[begin GIVEN DATA]

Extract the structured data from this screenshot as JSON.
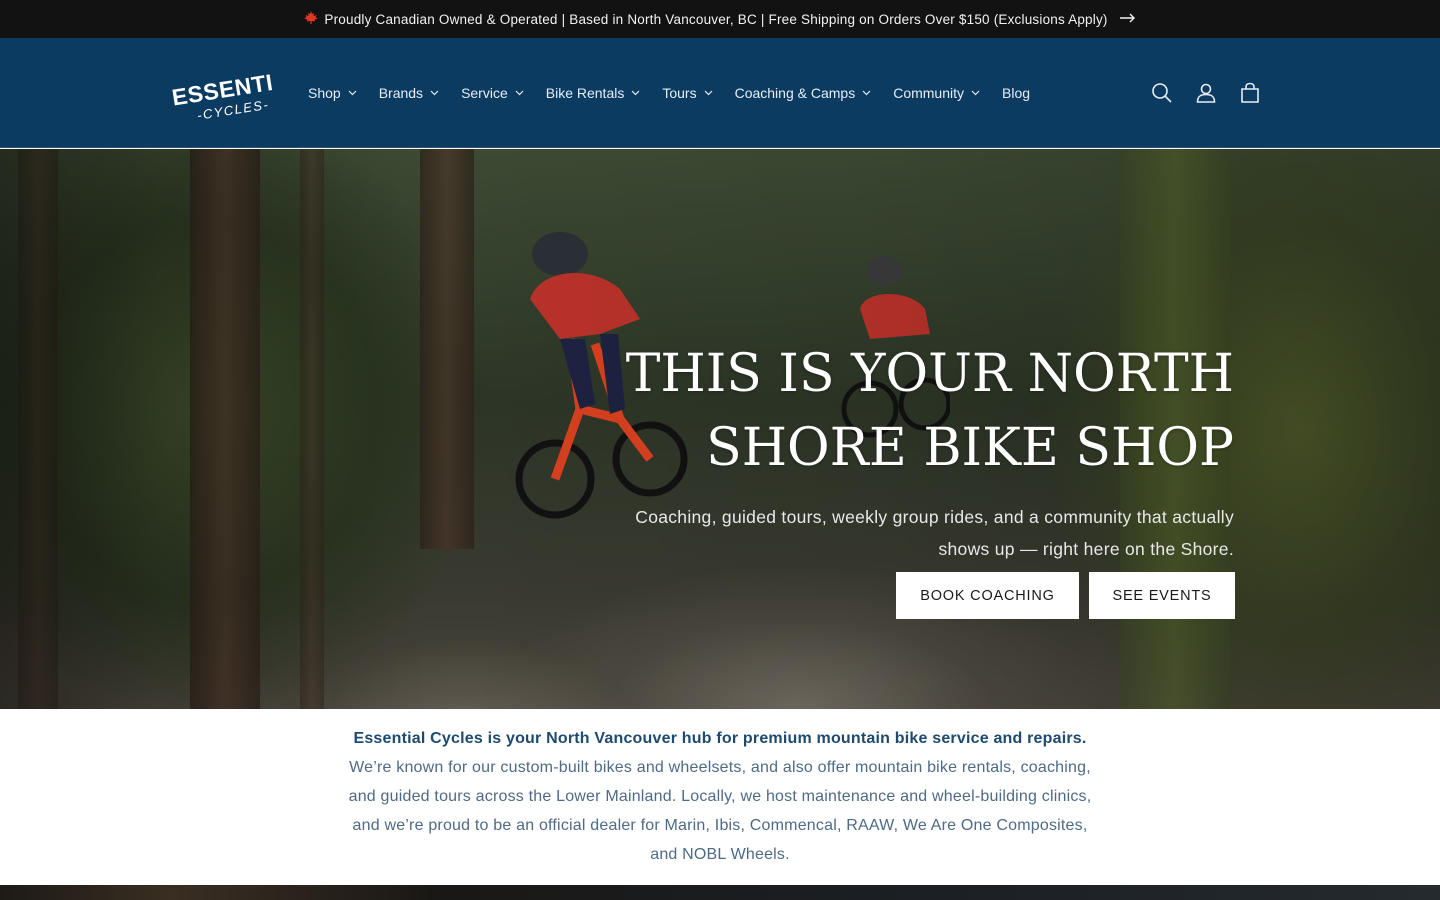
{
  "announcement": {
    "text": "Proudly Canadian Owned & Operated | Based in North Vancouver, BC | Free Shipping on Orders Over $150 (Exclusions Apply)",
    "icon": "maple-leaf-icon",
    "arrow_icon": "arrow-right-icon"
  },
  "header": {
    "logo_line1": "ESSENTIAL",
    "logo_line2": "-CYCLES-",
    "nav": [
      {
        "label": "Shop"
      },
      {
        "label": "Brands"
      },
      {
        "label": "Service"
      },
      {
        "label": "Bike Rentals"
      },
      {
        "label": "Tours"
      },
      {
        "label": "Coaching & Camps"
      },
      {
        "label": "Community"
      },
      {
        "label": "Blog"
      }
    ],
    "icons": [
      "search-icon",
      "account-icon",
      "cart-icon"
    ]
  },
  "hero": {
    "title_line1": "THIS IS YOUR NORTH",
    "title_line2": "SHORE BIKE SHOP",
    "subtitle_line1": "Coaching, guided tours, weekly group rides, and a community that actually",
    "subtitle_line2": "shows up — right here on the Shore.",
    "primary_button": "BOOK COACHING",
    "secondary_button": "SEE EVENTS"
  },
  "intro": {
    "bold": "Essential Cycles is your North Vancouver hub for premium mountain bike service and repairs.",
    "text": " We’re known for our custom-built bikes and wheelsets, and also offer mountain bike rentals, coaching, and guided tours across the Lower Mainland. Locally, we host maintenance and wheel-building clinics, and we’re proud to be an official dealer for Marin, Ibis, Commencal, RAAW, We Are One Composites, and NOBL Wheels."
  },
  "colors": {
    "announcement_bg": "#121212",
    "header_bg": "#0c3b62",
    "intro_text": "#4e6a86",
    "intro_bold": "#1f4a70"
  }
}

[end GIVEN DATA]

- [SHORT TASK] Return every line above that contains the word "right".

- [SOLUTION]
    "arrow_icon": "arrow-right-icon"
    "subtitle_line2": "shows up — right here on the Shore.",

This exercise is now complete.